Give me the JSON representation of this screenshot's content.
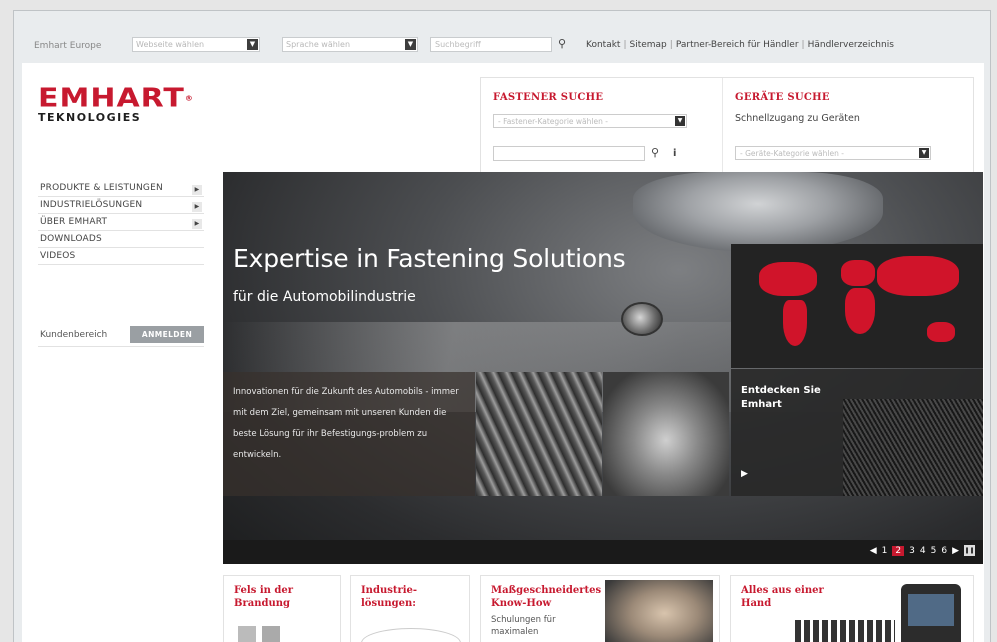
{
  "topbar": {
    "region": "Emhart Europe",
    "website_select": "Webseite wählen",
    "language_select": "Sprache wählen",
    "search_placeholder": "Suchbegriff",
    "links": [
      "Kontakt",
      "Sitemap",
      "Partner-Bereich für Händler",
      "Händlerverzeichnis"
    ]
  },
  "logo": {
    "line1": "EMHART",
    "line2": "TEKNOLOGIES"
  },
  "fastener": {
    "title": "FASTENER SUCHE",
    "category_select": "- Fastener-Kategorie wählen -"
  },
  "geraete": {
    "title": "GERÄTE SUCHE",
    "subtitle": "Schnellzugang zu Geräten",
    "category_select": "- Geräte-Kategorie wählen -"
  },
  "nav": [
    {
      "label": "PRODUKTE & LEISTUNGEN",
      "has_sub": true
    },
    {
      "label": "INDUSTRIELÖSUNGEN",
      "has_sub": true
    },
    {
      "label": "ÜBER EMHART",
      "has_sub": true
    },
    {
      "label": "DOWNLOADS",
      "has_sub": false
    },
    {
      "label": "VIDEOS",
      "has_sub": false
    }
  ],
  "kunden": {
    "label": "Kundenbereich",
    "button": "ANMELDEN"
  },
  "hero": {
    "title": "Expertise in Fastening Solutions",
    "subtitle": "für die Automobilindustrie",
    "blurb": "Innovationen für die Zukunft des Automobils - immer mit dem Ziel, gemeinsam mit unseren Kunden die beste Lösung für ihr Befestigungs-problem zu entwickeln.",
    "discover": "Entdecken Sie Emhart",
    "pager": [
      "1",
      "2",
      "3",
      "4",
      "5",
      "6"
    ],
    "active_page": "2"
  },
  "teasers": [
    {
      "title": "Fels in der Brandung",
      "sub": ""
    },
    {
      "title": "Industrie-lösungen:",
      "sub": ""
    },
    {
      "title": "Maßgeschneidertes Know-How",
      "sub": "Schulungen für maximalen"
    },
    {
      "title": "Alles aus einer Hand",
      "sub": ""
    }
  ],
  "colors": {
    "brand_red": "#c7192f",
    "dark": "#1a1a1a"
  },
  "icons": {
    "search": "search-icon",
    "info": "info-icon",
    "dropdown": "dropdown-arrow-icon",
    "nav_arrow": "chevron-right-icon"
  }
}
* * *
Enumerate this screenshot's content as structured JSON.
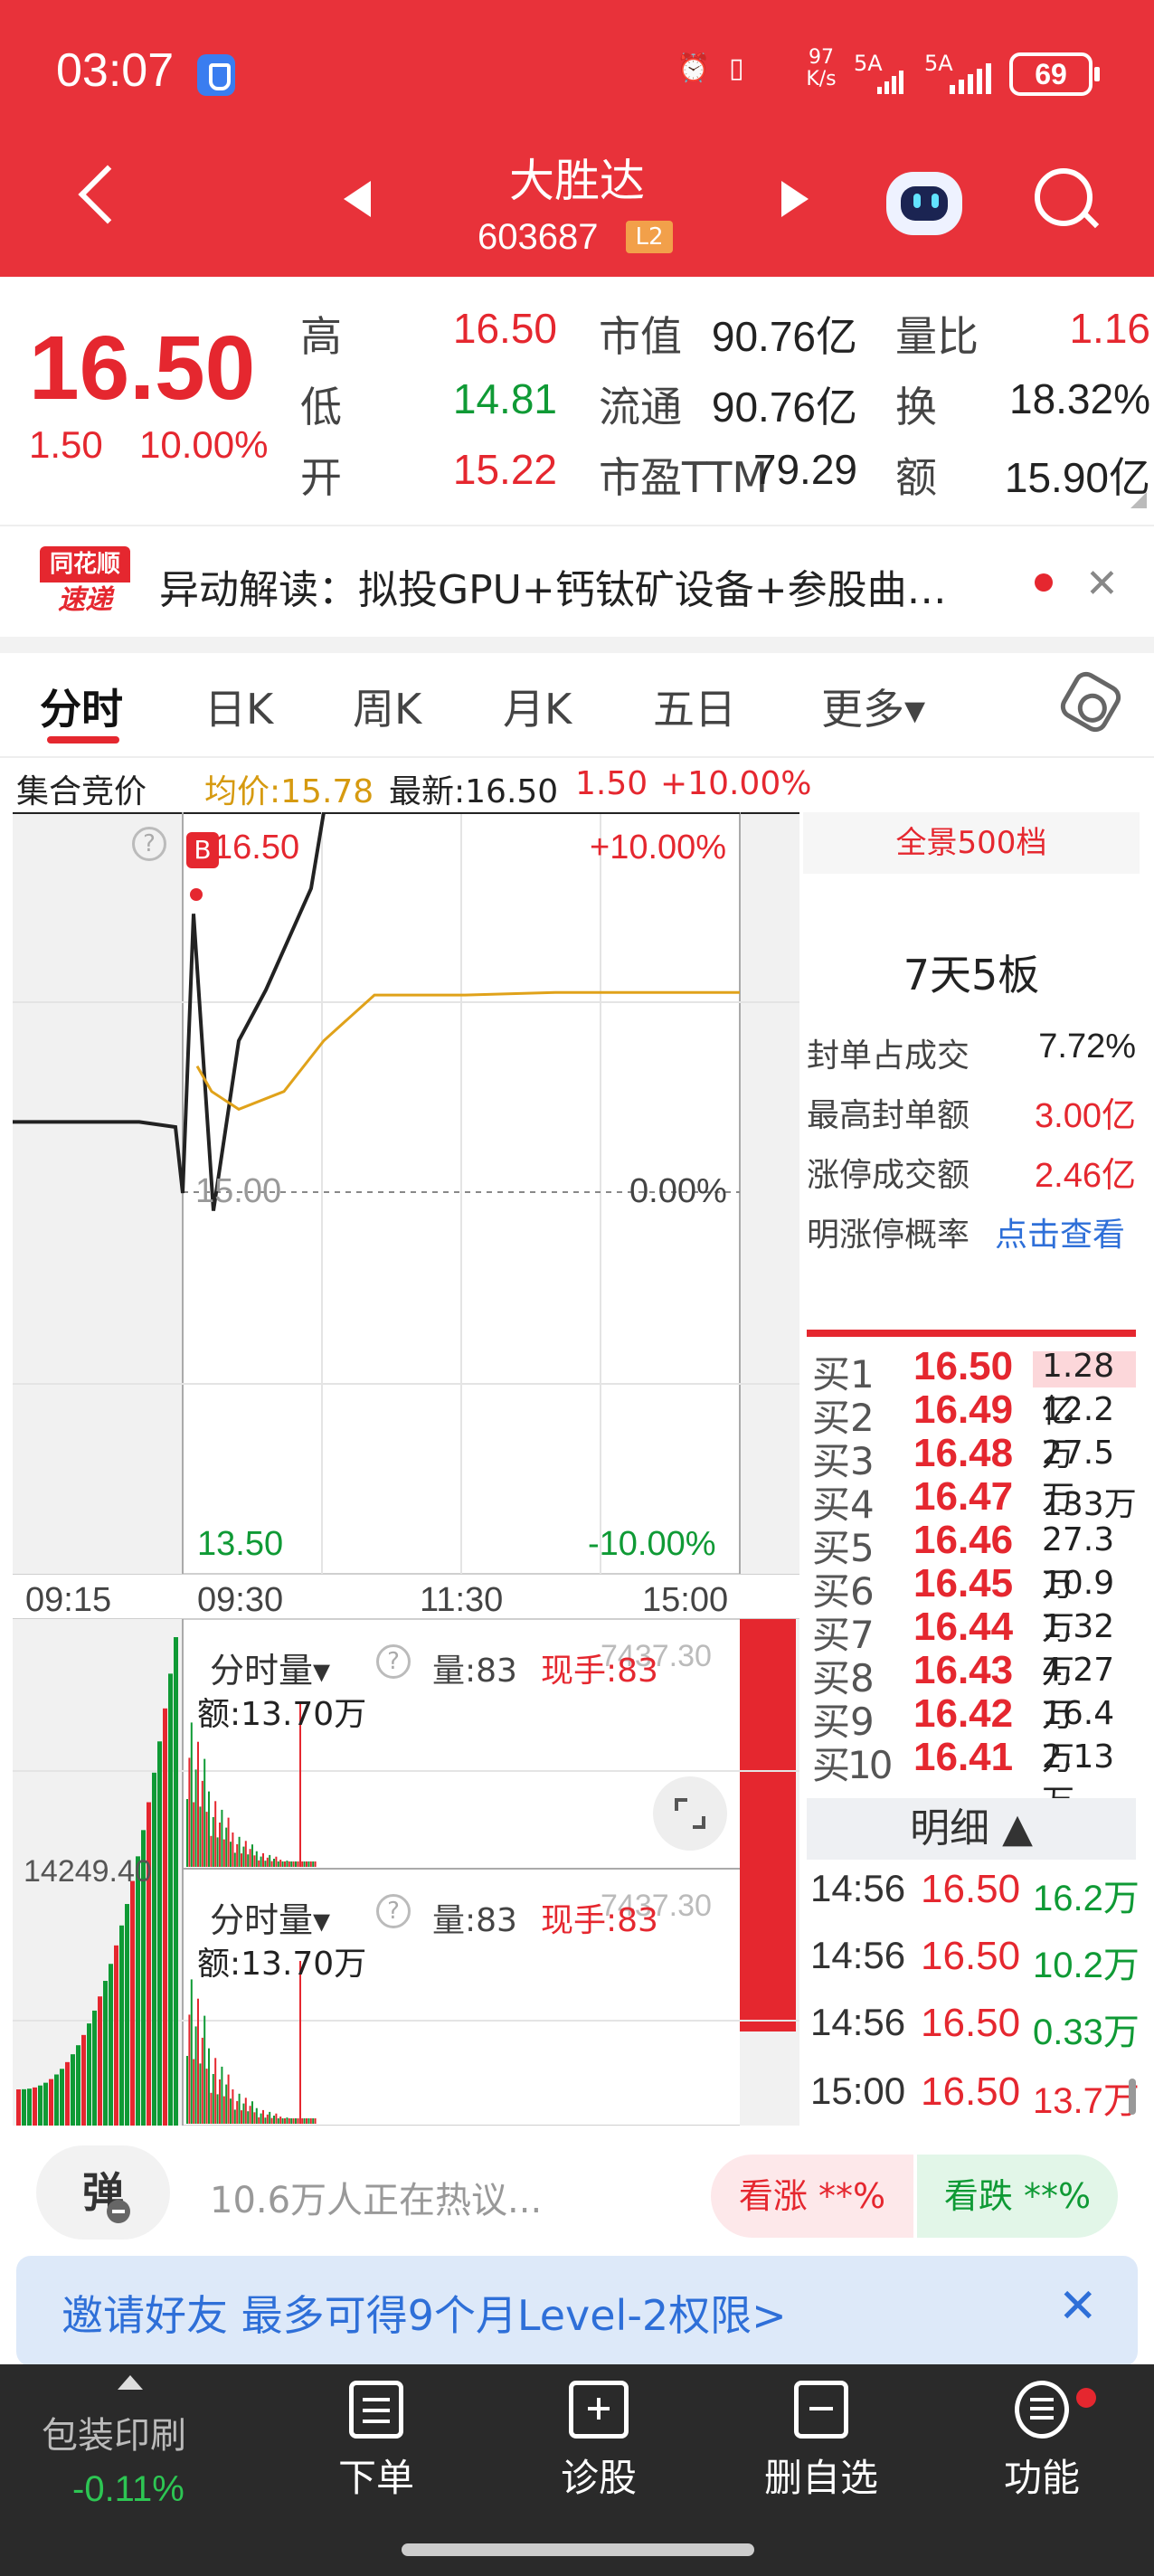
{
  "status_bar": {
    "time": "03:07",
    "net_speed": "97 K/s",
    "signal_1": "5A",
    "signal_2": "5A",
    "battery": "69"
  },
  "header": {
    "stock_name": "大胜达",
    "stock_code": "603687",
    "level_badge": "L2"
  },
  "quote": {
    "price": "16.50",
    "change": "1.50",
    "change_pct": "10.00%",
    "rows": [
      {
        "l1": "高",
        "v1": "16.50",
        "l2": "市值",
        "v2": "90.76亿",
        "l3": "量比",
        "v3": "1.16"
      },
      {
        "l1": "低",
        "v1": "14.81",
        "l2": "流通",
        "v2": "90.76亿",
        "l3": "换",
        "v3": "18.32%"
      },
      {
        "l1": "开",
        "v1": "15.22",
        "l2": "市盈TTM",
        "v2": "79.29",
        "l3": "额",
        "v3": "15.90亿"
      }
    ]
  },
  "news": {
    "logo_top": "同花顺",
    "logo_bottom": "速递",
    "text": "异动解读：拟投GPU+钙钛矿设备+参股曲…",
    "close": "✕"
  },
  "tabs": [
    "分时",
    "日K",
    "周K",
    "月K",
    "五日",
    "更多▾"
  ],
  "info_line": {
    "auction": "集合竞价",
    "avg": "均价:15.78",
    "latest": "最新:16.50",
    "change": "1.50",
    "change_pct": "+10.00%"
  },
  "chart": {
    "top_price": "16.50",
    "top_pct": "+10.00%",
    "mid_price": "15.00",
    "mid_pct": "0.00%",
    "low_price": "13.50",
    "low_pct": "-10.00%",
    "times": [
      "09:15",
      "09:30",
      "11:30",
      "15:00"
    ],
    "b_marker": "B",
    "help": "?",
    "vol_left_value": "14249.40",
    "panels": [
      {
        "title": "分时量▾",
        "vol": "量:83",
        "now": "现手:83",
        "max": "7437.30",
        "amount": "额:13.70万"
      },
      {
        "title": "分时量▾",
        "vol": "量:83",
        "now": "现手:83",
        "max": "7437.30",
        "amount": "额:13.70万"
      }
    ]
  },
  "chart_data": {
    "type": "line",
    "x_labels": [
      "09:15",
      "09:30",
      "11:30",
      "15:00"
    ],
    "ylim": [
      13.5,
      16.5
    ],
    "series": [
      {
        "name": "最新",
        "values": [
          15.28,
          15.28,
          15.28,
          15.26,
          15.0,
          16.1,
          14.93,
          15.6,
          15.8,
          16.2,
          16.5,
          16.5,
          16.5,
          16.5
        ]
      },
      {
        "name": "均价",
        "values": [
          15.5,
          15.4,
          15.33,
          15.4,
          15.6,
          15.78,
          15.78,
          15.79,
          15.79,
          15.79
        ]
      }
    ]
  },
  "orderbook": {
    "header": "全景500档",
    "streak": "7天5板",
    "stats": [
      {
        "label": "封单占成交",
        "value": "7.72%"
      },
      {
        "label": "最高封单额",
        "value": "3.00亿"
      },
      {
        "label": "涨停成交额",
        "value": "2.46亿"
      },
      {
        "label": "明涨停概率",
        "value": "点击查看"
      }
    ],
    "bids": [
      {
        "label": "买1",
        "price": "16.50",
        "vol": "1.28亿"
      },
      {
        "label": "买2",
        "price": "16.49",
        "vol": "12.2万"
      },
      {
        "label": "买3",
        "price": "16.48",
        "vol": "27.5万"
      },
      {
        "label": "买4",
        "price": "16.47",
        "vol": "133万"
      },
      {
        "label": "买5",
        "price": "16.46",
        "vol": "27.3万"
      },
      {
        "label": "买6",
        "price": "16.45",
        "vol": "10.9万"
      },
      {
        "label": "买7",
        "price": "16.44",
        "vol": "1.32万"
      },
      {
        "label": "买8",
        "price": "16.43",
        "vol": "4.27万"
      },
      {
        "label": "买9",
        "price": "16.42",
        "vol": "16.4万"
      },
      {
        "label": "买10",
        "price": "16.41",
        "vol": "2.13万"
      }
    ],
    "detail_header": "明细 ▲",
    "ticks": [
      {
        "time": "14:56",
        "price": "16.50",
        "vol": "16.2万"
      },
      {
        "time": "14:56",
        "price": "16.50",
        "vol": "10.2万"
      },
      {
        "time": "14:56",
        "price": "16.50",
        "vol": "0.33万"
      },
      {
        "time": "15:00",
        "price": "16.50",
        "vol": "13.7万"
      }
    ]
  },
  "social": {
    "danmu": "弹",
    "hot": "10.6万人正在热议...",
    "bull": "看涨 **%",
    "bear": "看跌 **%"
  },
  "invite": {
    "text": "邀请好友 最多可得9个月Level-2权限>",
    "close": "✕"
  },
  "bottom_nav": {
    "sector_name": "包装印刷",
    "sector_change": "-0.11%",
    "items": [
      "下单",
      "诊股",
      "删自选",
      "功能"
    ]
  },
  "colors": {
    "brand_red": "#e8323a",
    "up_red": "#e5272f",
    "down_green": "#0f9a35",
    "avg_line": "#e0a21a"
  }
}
--
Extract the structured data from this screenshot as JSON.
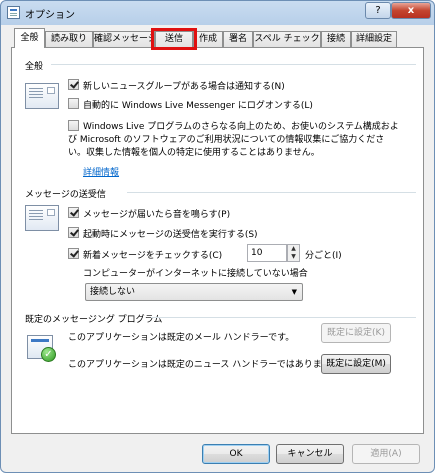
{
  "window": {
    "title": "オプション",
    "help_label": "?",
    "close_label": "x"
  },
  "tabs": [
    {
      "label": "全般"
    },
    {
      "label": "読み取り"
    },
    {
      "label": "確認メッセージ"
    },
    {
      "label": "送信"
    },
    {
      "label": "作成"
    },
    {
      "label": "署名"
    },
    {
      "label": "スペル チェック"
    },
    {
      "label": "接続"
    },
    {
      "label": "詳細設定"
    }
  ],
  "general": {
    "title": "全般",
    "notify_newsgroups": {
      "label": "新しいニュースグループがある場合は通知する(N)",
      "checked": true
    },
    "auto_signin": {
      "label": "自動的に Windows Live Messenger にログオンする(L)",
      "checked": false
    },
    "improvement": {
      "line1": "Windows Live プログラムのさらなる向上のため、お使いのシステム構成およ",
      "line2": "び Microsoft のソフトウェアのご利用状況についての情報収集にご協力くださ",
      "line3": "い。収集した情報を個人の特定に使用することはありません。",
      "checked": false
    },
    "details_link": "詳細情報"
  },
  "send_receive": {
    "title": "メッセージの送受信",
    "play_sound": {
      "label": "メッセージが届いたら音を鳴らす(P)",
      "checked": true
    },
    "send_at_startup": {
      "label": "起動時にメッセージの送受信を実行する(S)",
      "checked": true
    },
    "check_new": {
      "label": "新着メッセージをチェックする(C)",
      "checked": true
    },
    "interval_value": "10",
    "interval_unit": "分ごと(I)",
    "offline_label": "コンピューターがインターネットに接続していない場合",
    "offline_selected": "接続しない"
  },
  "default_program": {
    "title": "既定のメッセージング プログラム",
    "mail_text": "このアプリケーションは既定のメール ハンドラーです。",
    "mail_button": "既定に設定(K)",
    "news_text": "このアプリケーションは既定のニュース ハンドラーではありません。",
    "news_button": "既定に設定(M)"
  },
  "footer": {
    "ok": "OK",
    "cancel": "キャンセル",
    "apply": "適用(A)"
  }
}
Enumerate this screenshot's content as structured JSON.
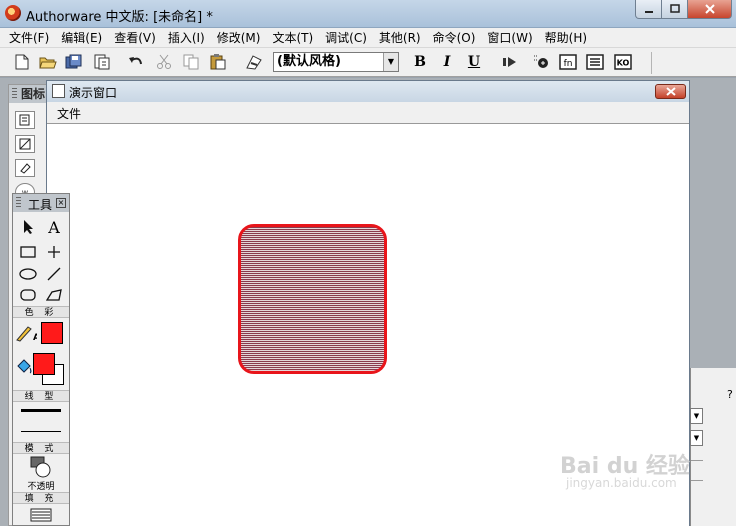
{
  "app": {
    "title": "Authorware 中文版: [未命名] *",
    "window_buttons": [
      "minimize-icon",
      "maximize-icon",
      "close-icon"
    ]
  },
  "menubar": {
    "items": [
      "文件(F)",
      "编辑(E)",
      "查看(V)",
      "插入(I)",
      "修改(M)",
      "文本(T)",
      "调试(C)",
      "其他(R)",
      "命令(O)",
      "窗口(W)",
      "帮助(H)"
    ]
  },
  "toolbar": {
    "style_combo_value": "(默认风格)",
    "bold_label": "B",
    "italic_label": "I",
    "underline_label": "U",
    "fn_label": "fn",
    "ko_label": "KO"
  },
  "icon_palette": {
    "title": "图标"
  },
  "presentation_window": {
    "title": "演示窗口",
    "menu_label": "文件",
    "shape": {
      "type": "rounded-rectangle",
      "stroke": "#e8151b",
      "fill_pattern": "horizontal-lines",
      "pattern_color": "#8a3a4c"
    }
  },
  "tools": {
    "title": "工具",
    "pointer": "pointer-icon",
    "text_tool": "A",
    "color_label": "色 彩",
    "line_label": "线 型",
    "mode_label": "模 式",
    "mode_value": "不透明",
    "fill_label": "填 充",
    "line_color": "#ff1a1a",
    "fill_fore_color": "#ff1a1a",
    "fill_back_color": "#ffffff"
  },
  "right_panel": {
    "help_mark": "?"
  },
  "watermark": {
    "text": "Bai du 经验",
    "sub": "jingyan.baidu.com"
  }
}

◆ Exercise ◆
From the data above, pick out each line containing "Kategorie" and copy it.

◆ Final result ◆
    "category_select": "- Fastener-Kategorie wählen -"
    "category_select": "- Geräte-Kategorie wählen -"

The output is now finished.